### EXERCISE INPUTS

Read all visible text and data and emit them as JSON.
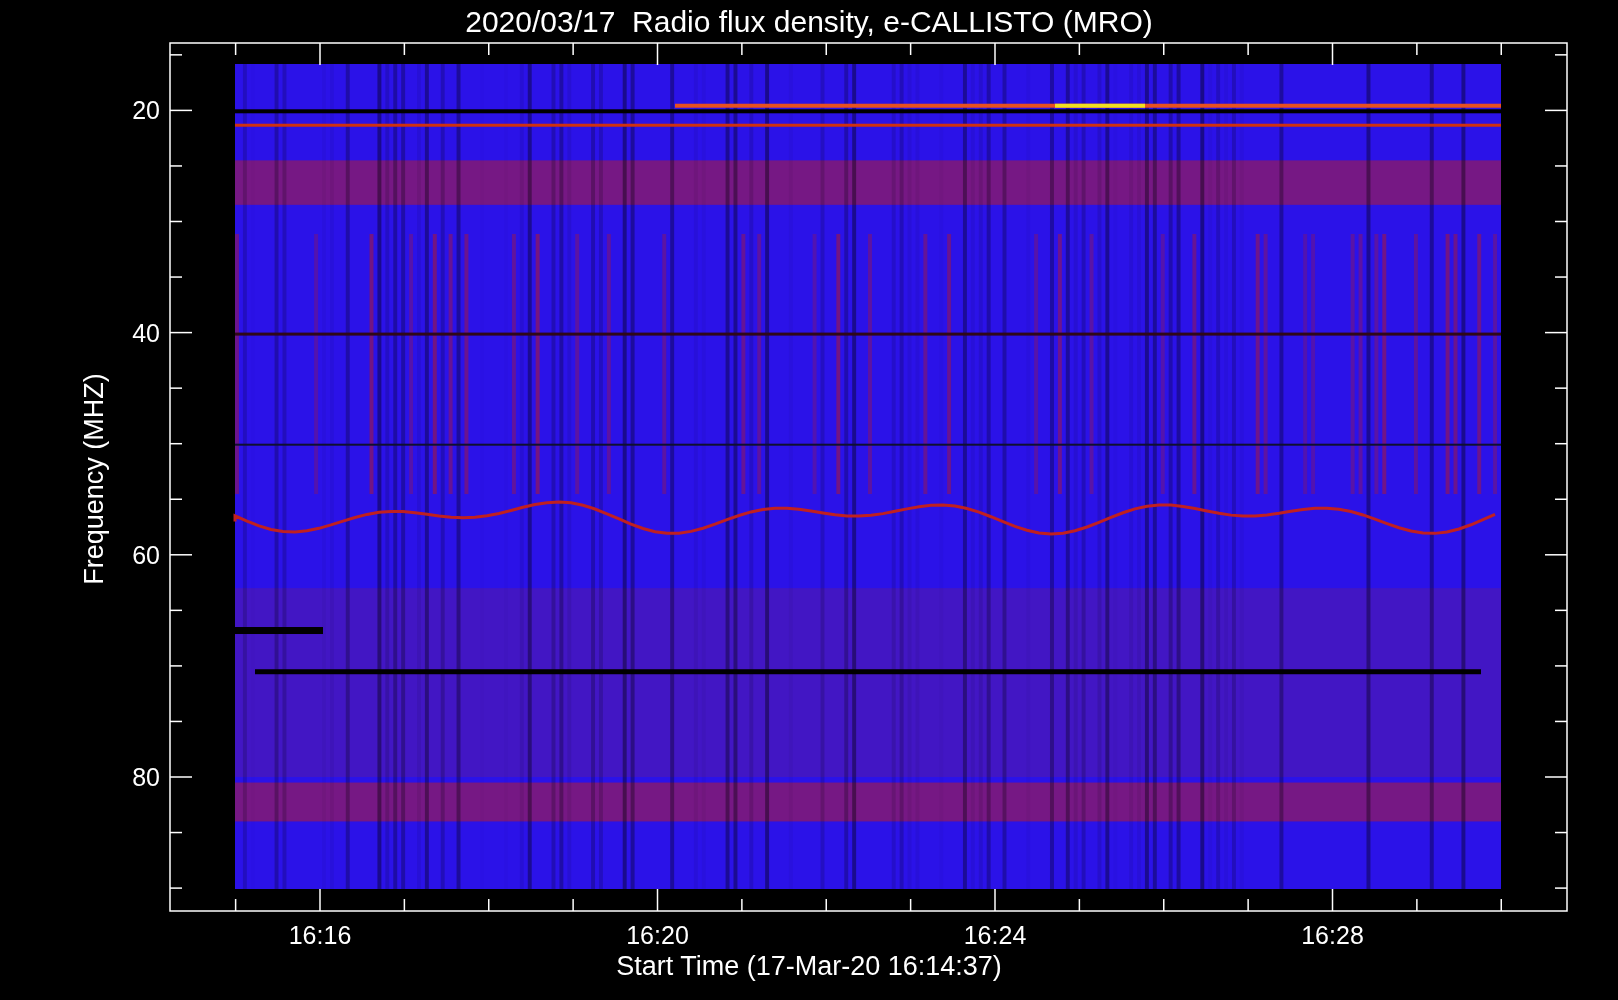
{
  "title": "2020/03/17  Radio flux density, e-CALLISTO (MRO)",
  "xlabel": "Start Time (17-Mar-20 16:14:37)",
  "ylabel": "Frequency (MHZ)",
  "xticks": [
    "16:16",
    "16:20",
    "16:24",
    "16:28"
  ],
  "yticks": [
    "20",
    "40",
    "60",
    "80"
  ]
}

######

The entries above should be reproduced exactly, without their pictures.

Read all visible text and data and emit them as JSON.
{
  "title": "2020/03/17  Radio flux density, e-CALLISTO (MRO)",
  "xlabel": "Start Time (17-Mar-20 16:14:37)",
  "ylabel": "Frequency (MHZ)",
  "xticks": [
    "16:16",
    "16:20",
    "16:24",
    "16:28"
  ],
  "yticks": [
    "20",
    "40",
    "60",
    "80"
  ]
}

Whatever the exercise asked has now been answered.